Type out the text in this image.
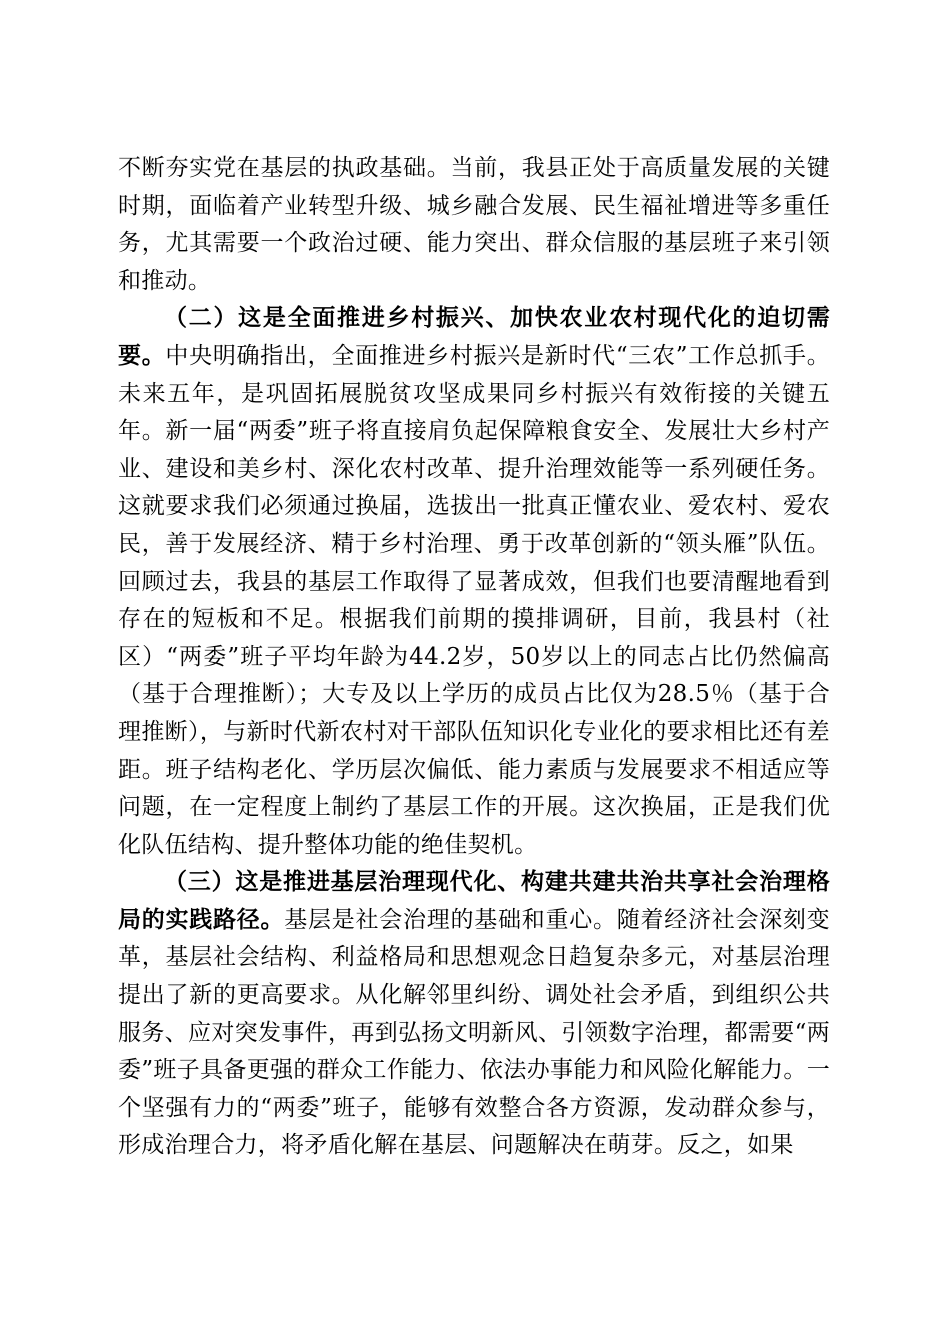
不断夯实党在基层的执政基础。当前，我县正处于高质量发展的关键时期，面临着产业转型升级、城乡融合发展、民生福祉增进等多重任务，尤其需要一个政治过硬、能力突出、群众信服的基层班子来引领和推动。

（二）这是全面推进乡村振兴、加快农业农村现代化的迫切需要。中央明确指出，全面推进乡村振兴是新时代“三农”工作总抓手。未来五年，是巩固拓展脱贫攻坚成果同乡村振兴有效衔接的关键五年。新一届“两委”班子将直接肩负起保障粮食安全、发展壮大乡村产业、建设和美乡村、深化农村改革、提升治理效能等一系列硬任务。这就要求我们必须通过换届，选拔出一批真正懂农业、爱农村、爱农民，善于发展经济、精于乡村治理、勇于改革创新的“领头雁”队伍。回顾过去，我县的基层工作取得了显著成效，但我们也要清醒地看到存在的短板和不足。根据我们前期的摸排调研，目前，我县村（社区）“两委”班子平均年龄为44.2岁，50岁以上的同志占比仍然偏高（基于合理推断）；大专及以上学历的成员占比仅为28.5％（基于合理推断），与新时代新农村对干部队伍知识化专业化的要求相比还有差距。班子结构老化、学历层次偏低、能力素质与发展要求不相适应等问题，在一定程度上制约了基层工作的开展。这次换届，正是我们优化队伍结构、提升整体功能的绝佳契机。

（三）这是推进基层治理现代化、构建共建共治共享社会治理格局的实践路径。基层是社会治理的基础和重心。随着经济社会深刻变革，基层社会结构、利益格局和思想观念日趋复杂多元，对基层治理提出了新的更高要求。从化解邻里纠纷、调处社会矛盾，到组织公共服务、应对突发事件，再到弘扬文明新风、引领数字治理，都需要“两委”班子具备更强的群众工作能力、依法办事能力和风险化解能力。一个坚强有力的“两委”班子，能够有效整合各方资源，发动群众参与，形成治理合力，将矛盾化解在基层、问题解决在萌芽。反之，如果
==
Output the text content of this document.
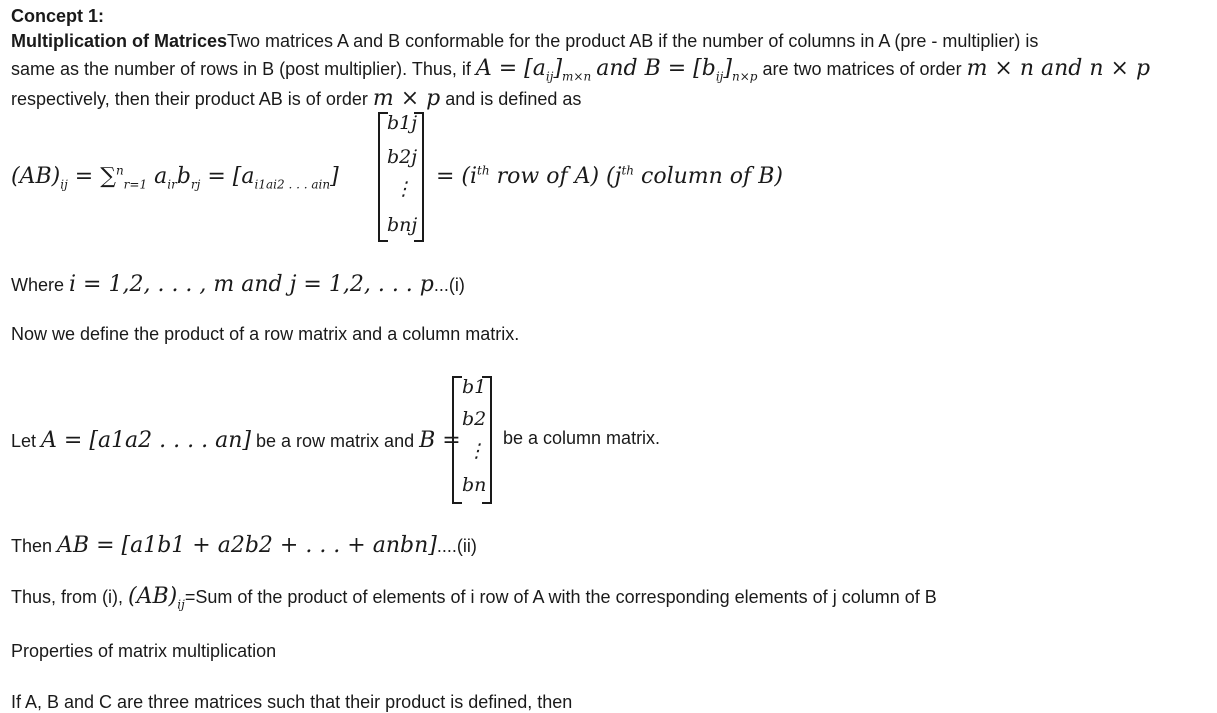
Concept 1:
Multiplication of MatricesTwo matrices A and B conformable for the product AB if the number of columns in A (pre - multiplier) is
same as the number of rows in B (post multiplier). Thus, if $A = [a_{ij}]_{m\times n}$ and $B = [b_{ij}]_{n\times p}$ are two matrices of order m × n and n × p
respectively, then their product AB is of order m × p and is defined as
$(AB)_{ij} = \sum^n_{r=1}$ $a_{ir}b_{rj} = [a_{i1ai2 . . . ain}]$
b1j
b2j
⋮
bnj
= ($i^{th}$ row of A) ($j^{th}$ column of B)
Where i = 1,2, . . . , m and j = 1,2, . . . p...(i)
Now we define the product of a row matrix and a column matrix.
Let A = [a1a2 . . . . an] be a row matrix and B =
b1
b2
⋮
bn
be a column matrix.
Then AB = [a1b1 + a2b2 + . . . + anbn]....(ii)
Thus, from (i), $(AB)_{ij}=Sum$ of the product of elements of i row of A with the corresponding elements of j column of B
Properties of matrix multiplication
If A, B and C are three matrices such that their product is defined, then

> [AIM OF THE EXERCISE]:
Tally up the lines in the preceding listing that contain the string "matrices". Respond with the number and nothing else.

> [RESULT]:
3